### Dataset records
-*-

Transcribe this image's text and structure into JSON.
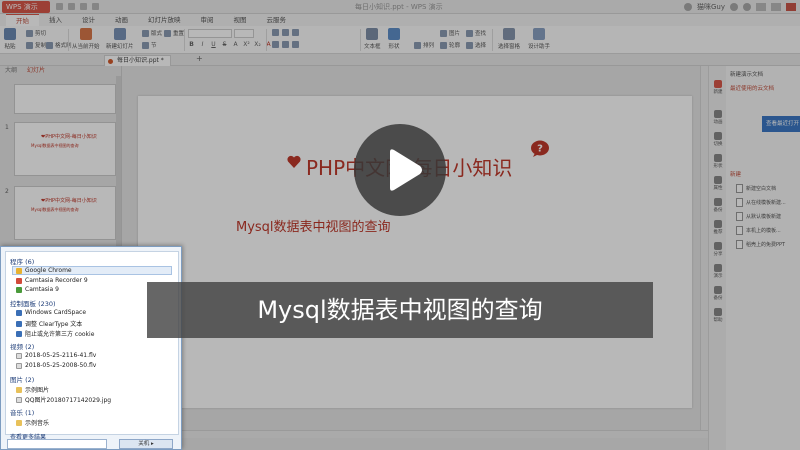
{
  "app": {
    "button_label": "WPS 演示",
    "window_title": "每日小知识.ppt - WPS 演示",
    "user_name": "猫咪Guy"
  },
  "menu": {
    "tabs": [
      "开始",
      "插入",
      "设计",
      "动画",
      "幻灯片放映",
      "审阅",
      "视图",
      "云服务"
    ],
    "active_tab": "开始"
  },
  "ribbon": {
    "paste": "粘贴",
    "cut": "剪切",
    "copy": "复制",
    "format_painter": "格式刷",
    "from_current": "从当前开始",
    "new_slide": "新建幻灯片",
    "layout": "版式",
    "reset": "重置",
    "section": "节",
    "font_name": "",
    "font_size": "",
    "text_box": "文本框",
    "shapes": "形状",
    "arrange": "排列",
    "outline": "轮廓",
    "picture": "图片",
    "find": "查找",
    "replace": "替换",
    "select": "选择",
    "select_pane": "选择窗格",
    "design_assistant": "设计助手",
    "format_buttons": [
      "B",
      "I",
      "U",
      "S",
      "A",
      "X²",
      "X₂",
      "A"
    ]
  },
  "doc_tab": {
    "label": "每日小知识.ppt *",
    "add": "+"
  },
  "left_panel": {
    "tabs": [
      "大纲",
      "幻灯片"
    ],
    "active_tab": "幻灯片",
    "slides": [
      {
        "num": "",
        "title": "",
        "sub": ""
      },
      {
        "num": "1",
        "title": "❤PHP中文网-每日小知识",
        "sub": "Mysql数据表中视图的查询"
      },
      {
        "num": "2",
        "title": "❤PHP中文网-每日小知识",
        "sub": "Mysql数据表中视图的查询"
      }
    ]
  },
  "slide": {
    "title": "PHP中文网-每日小知识",
    "subtitle": "Mysql数据表中视图的查询"
  },
  "right_strip": {
    "items": [
      "新建",
      "动画",
      "切换",
      "形状",
      "属性",
      "备份",
      "推荐",
      "分享",
      "演示",
      "备份",
      "帮助"
    ]
  },
  "task_pane": {
    "header": "新建演示文档",
    "recent_label": "最近使用的云文档",
    "cloud_button": "查看最近打开",
    "new_label": "新建",
    "items": [
      "新建空白文档",
      "从在线模板新建...",
      "从默认模板新建",
      "本机上的模板...",
      "稻壳上的免费PPT"
    ]
  },
  "start_menu": {
    "sections": [
      {
        "title": "程序 (6)",
        "items": [
          "Google Chrome",
          "Camtasia Recorder 9",
          "Camtasia 9"
        ]
      },
      {
        "title": "控制面板 (230)",
        "items": [
          "Windows CardSpace",
          "调整 ClearType 文本",
          "阻止或允许第三方 cookie"
        ]
      },
      {
        "title": "视频 (2)",
        "items": [
          "2018-05-25-2116-41.flv",
          "2018-05-25-2008-50.flv"
        ]
      },
      {
        "title": "图片 (2)",
        "items": [
          "示例图片",
          "QQ图片20180717142029.jpg"
        ]
      },
      {
        "title": "音乐 (1)",
        "items": [
          "示例音乐"
        ]
      }
    ],
    "more_results": "查看更多结果",
    "search_value": "",
    "shutdown_label": "关机 ▸"
  },
  "video": {
    "caption": "Mysql数据表中视图的查询"
  },
  "colors": {
    "accent": "#c2503e",
    "slide_red": "#c0392b",
    "selection_blue": "#3c78c5"
  }
}
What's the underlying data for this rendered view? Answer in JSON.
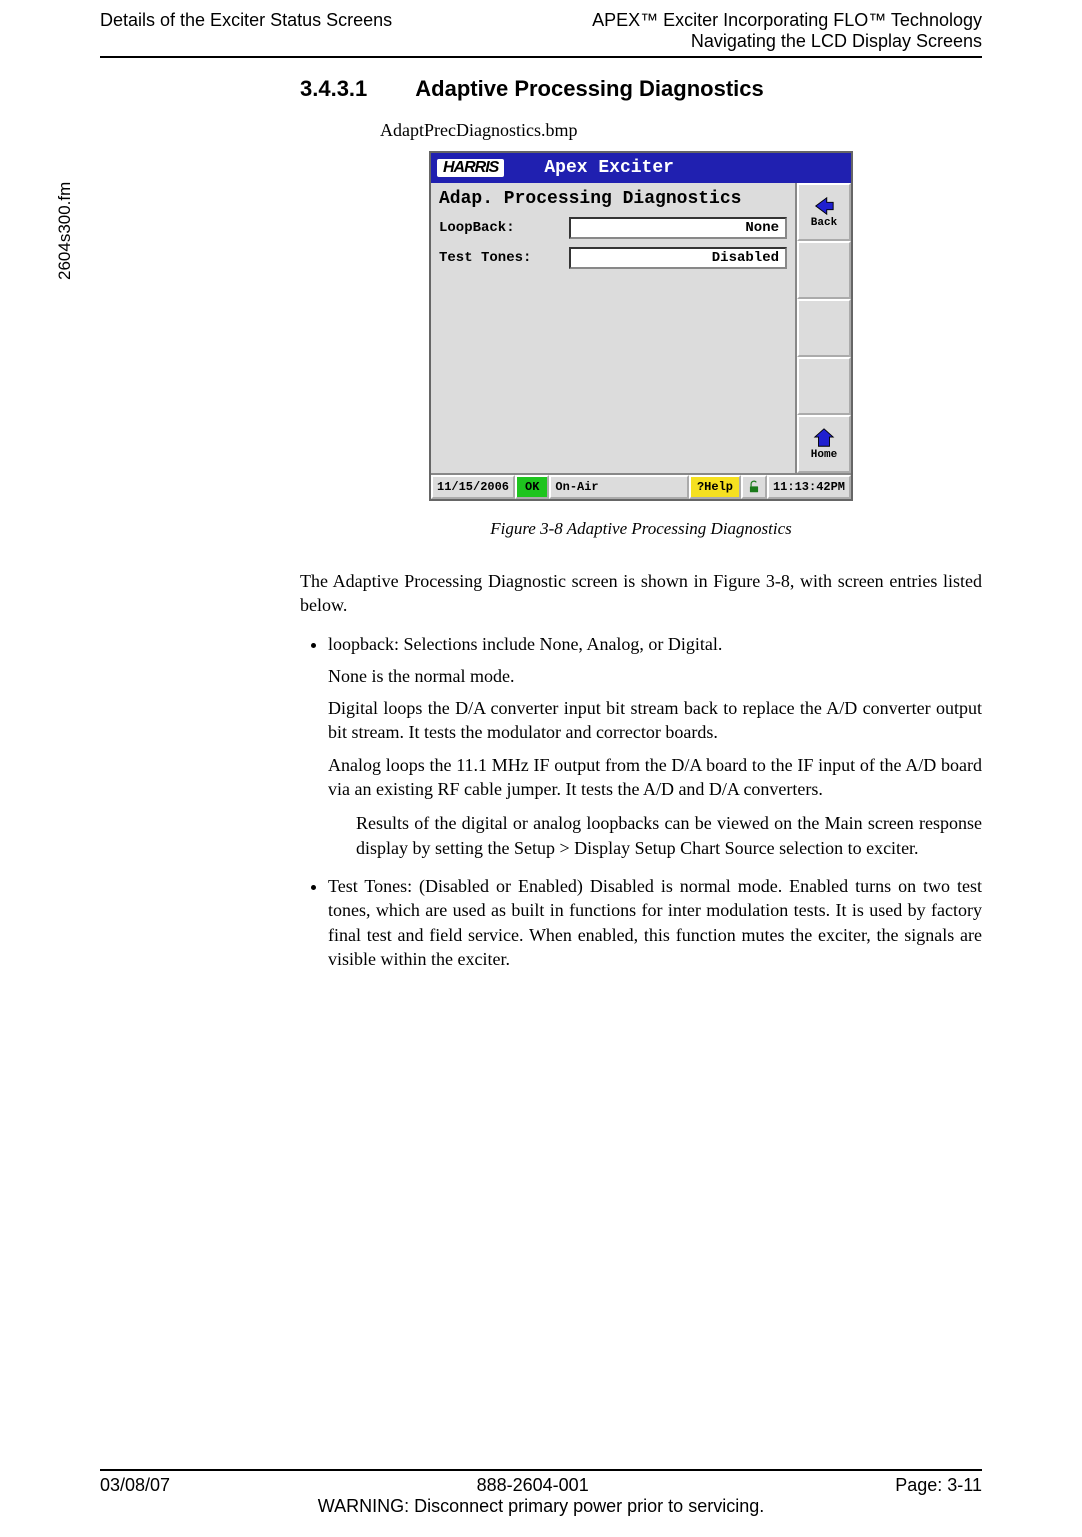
{
  "header": {
    "left": "Details of the Exciter Status Screens",
    "right1": "APEX™ Exciter Incorporating FLO™ Technology",
    "right2": "Navigating the LCD Display Screens"
  },
  "side_filename": "2604s300.fm",
  "section": {
    "number": "3.4.3.1",
    "title": "Adaptive Processing Diagnostics"
  },
  "bmp_name": "AdaptPrecDiagnostics.bmp",
  "lcd": {
    "logo": "HARRIS",
    "window_title": "Apex Exciter",
    "main_title": "Adap. Processing Diagnostics",
    "rows": [
      {
        "label": "LoopBack:",
        "value": "None"
      },
      {
        "label": "Test Tones:",
        "value": "Disabled"
      }
    ],
    "side_buttons": {
      "back": "Back",
      "home": "Home"
    },
    "status": {
      "date": "11/15/2006",
      "ok": "OK",
      "onair": "On-Air",
      "help": "?Help",
      "time": "11:13:42PM"
    }
  },
  "figure_caption": "Figure 3-8  Adaptive Processing Diagnostics",
  "body": {
    "intro": "The Adaptive Processing Diagnostic screen is shown in Figure 3-8, with screen entries listed below.",
    "bullets": [
      {
        "lead": "loopback: Selections include None, Analog, or Digital.",
        "p1": "None is the normal mode.",
        "p2": "Digital loops the D/A converter input bit stream back to replace the A/D converter output bit stream. It tests the modulator and corrector boards.",
        "p3": "Analog loops the 11.1 MHz IF output from the D/A board to the IF input of the A/D board via an existing RF cable jumper. It tests the A/D and D/A converters.",
        "inset": "Results of the digital or analog loopbacks can be viewed on the Main screen response display by setting the Setup > Display Setup Chart Source selection to exciter."
      },
      {
        "lead": "Test Tones: (Disabled or Enabled) Disabled is normal mode. Enabled turns on two test tones, which are used as built in functions for inter modulation tests. It is used by factory final test and field service. When enabled, this function mutes the exciter, the signals are visible within the exciter."
      }
    ]
  },
  "footer": {
    "date": "03/08/07",
    "docnum": "888-2604-001",
    "page": "Page: 3-11",
    "warning": "WARNING: Disconnect primary power prior to servicing."
  }
}
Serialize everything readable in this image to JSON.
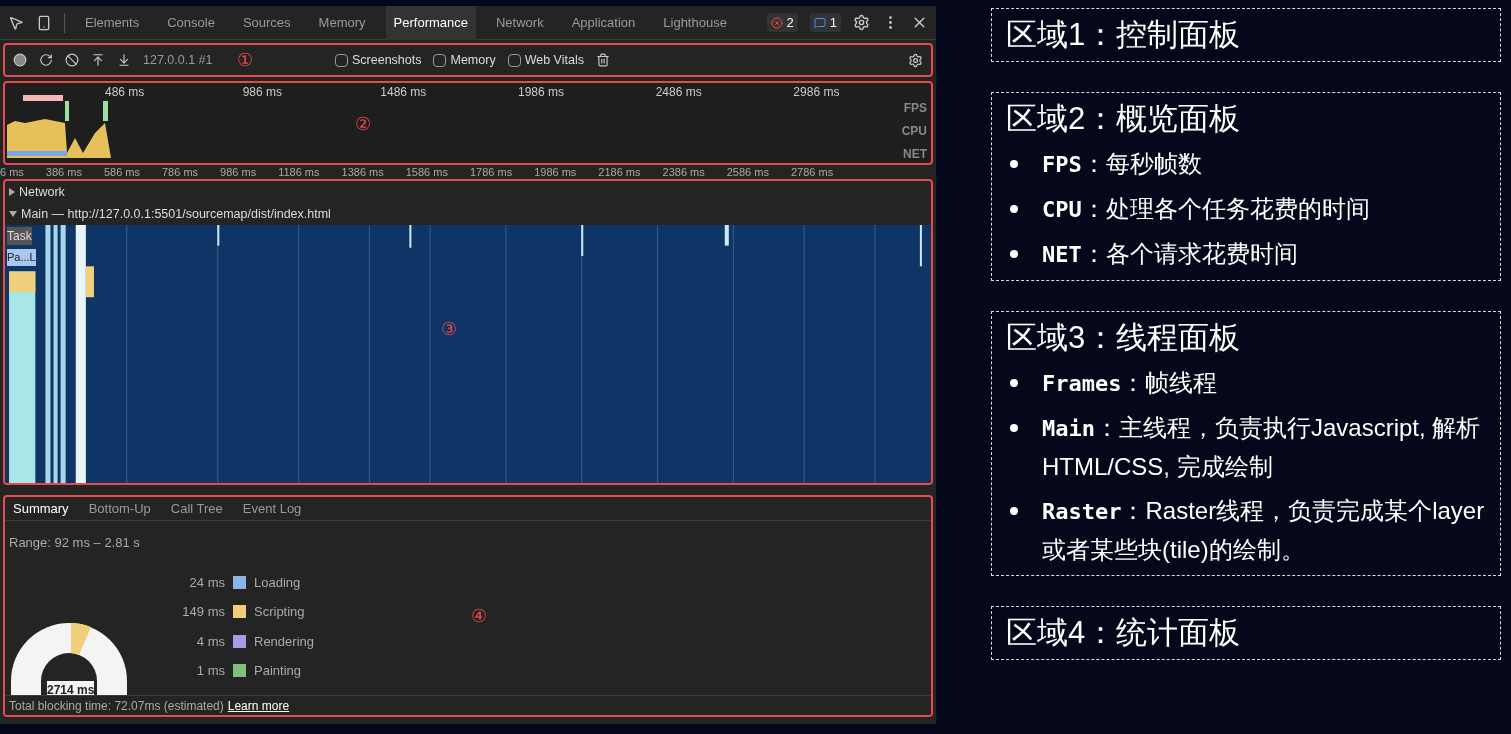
{
  "devtools": {
    "tabs": [
      {
        "label": "Elements",
        "selected": false
      },
      {
        "label": "Console",
        "selected": false
      },
      {
        "label": "Sources",
        "selected": false
      },
      {
        "label": "Memory",
        "selected": false
      },
      {
        "label": "Performance",
        "selected": true
      },
      {
        "label": "Network",
        "selected": false
      },
      {
        "label": "Application",
        "selected": false
      },
      {
        "label": "Lighthouse",
        "selected": false
      }
    ],
    "error_count": "2",
    "message_count": "1",
    "control_panel": {
      "marker": "①",
      "profile": "127.0.0.1 #1",
      "checkboxes": [
        {
          "label": "Screenshots",
          "checked": false
        },
        {
          "label": "Memory",
          "checked": false
        },
        {
          "label": "Web Vitals",
          "checked": false
        }
      ]
    },
    "overview": {
      "marker": "②",
      "ticks": [
        "486 ms",
        "986 ms",
        "1486 ms",
        "1986 ms",
        "2486 ms",
        "2986 ms"
      ],
      "lanes": [
        "FPS",
        "CPU",
        "NET"
      ]
    },
    "ruler": [
      "6 ms",
      "386 ms",
      "586 ms",
      "786 ms",
      "986 ms",
      "1186 ms",
      "1386 ms",
      "1586 ms",
      "1786 ms",
      "1986 ms",
      "2186 ms",
      "2386 ms",
      "2586 ms",
      "2786 ms"
    ],
    "threads": {
      "marker": "③",
      "tracks": [
        {
          "label": "Network",
          "expanded": false
        },
        {
          "label": "Main — http://127.0.0.1:5501/sourcemap/dist/index.html",
          "expanded": true
        }
      ],
      "task_label": "Task",
      "event_label": "Pa...L"
    },
    "summary": {
      "marker": "④",
      "tabs": [
        {
          "label": "Summary",
          "selected": true
        },
        {
          "label": "Bottom-Up",
          "selected": false
        },
        {
          "label": "Call Tree",
          "selected": false
        },
        {
          "label": "Event Log",
          "selected": false
        }
      ],
      "range": "Range: 92 ms – 2.81 s",
      "items": [
        {
          "time": "24 ms",
          "label": "Loading",
          "color": "#8cb4e8"
        },
        {
          "time": "149 ms",
          "label": "Scripting",
          "color": "#f0cf7a"
        },
        {
          "time": "4 ms",
          "label": "Rendering",
          "color": "#a99ae8"
        },
        {
          "time": "1 ms",
          "label": "Painting",
          "color": "#80c07c"
        }
      ],
      "total": "2714 ms",
      "blocking": "Total blocking time: 72.07ms (estimated)",
      "link": "Learn more"
    }
  },
  "notes": [
    {
      "title": "区域1：控制面板"
    },
    {
      "title": "区域2：概览面板",
      "bullets": [
        {
          "term": "FPS",
          "text": "：每秒帧数"
        },
        {
          "term": "CPU",
          "text": "：处理各个任务花费的时间"
        },
        {
          "term": "NET",
          "text": "：各个请求花费时间"
        }
      ]
    },
    {
      "title": "区域3：线程面板",
      "bullets": [
        {
          "term": "Frames",
          "text": "：帧线程"
        },
        {
          "term": "Main",
          "text": "：主线程，负责执行Javascript, 解析HTML/CSS, 完成绘制"
        },
        {
          "term": "Raster",
          "text": "：Raster线程，负责完成某个layer或者某些块(tile)的绘制。"
        }
      ]
    },
    {
      "title": "区域4：统计面板"
    }
  ]
}
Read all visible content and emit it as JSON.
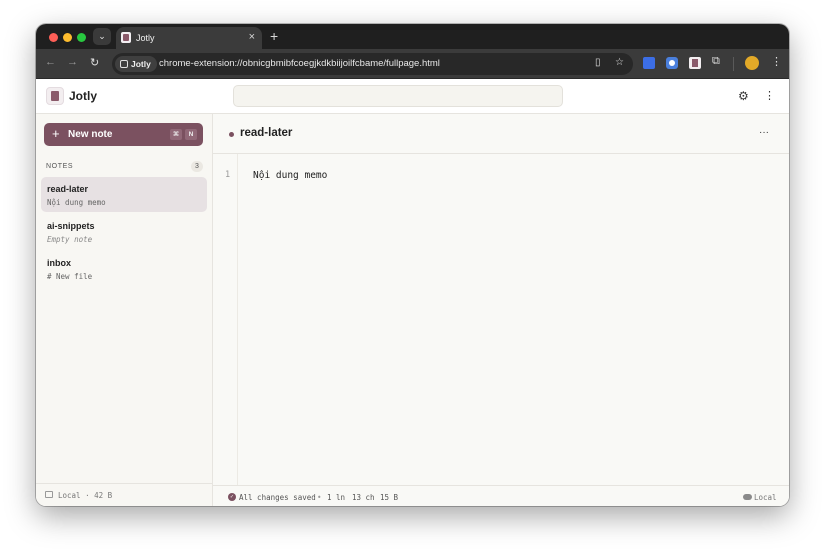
{
  "browser": {
    "tab_title": "Jotly",
    "chip_label": "Jotly",
    "url": "chrome-extension://obnicgbmibfcoegjkdkbiijoilfcbame/fullpage.html"
  },
  "app": {
    "title": "Jotly",
    "search_value": "",
    "new_note_label": "New note",
    "new_note_shortcut": [
      "⌘",
      "N"
    ]
  },
  "sidebar": {
    "notes_heading": "NOTES",
    "notes_count": "3",
    "notes": [
      {
        "title": "read-later",
        "preview": "Nội dung memo",
        "active": true
      },
      {
        "title": "ai-snippets",
        "preview": "Empty note",
        "active": false
      },
      {
        "title": "inbox",
        "preview": "# New file",
        "active": false
      }
    ],
    "footer": "Local · 42 B"
  },
  "editor": {
    "note_name": "read-later",
    "line_numbers": [
      "1"
    ],
    "lines": [
      "Nội dung memo"
    ]
  },
  "status": {
    "saved": "All changes saved",
    "separator": "•",
    "lines": "1 ln",
    "chars": "13 ch",
    "bytes": "15 B",
    "storage": "Local"
  },
  "colors": {
    "accent": "#7b5160",
    "active_note_bg": "#e7e1e3",
    "editor_bg": "#f9f9f6"
  },
  "icons": {
    "settings": "gear-icon",
    "more": "more-vertical-icon",
    "editor_more": "more-horizontal-icon"
  }
}
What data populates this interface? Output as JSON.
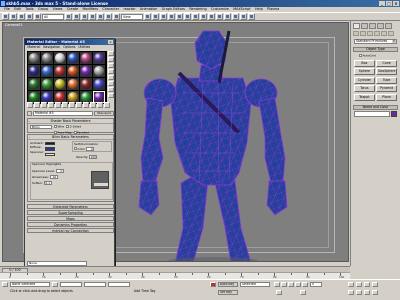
{
  "window": {
    "title": "skhb5.max - 3ds max 5 - Stand-alone License",
    "controls": [
      "_",
      "□",
      "×"
    ]
  },
  "menubar": [
    "File",
    "Edit",
    "Tools",
    "Group",
    "Views",
    "Create",
    "Modifiers",
    "Character",
    "reactor",
    "Animation",
    "Graph Editors",
    "Rendering",
    "Customize",
    "MAXScript",
    "Help",
    "Plasma"
  ],
  "toolbar": {
    "selection_set": "All",
    "view_dropdown": "View"
  },
  "viewport": {
    "label": "Camera01"
  },
  "command_panel": {
    "category_dropdown": "Standard Primitives",
    "rollout_object_type": "Object Type",
    "autogrid_label": "AutoGrid",
    "objects": [
      "Box",
      "Cone",
      "Sphere",
      "GeoSphere",
      "Cylinder",
      "Tube",
      "Torus",
      "Pyramid",
      "Teapot",
      "Plane"
    ],
    "rollout_name_color": "Name and Color"
  },
  "material_editor": {
    "title": "Material Editor - Material #5",
    "menu": [
      "Material",
      "Navigation",
      "Options",
      "Utilities"
    ],
    "material_name": "Material #5",
    "material_type": "Standard",
    "slot_colors": [
      "#8a8a8a",
      "#8a8a8a",
      "#d8d8d8",
      "#2e58c8",
      "#c04a8a",
      "#5a3aa8",
      "#2c2c8a",
      "#3a6ad8",
      "#c03030",
      "#d85a20",
      "#7a2ab8",
      "#a8a8a8",
      "#2a7a2a",
      "#40a040",
      "#c8c020",
      "#e07030",
      "#8a2a2a",
      "#4a4ad0",
      "#1f8a1f",
      "#3a3ac0",
      "#c83030",
      "#c8a020",
      "#2a9a3a",
      "#6a2aa8"
    ],
    "selected_slot": 23,
    "shader_basic": {
      "header": "Shader Basic Parameters",
      "shader": "Blinn",
      "options": [
        "Wire",
        "2-Sided",
        "Face Map",
        "Faceted"
      ]
    },
    "blinn_basic": {
      "header": "Blinn Basic Parameters",
      "self_illum": "Self-Illumination",
      "color_label": "Color",
      "color_value": "0",
      "ambient": "Ambient:",
      "diffuse": "Diffuse:",
      "specular": "Specular:",
      "opacity_label": "Opacity:",
      "opacity_value": "100",
      "spec_header": "Specular Highlights",
      "spec_level_label": "Specular Level:",
      "spec_level_value": "0",
      "gloss_label": "Glossiness:",
      "gloss_value": "10",
      "soften_label": "Soften:",
      "soften_value": "0.1",
      "ambient_color": "#1a1a2a",
      "diffuse_color": "#2a3a8a",
      "specular_color": "#e8e8e8"
    },
    "collapsed_rollouts": [
      "Extended Parameters",
      "SuperSampling",
      "Maps",
      "Dynamics Properties",
      "mental ray Connection"
    ],
    "bottom_dropdown": "None"
  },
  "timeline": {
    "slider": "0 / 100",
    "ticks": [
      "0",
      "10",
      "20",
      "30",
      "40",
      "50",
      "60",
      "70",
      "80",
      "90",
      "100"
    ]
  },
  "statusbar": {
    "selection": "None Selected",
    "prompt": "Click or click-and-drag to select objects",
    "add_time_tag": "Add Time Tag",
    "auto_key": "Auto Key",
    "set_key": "Set Key",
    "key_filter": "Selected",
    "frame": "0"
  },
  "model": {
    "wire_color": "#6a2aa8",
    "fill_color": "#1f3a8a"
  }
}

-*-

### Prompt
Within the data above, pick out all lines holding the word "visible".

### Final answer
        "lead": "Test Tones: (Disabled or Enabled) Disabled is normal mode. Enabled turns on two test tones, which are used as built in functions for inter modulation tests. It is used by factory final test and field service. When enabled, this function mutes the exciter, the signals are visible within the exciter."
Read all visible content and emit it as JSON.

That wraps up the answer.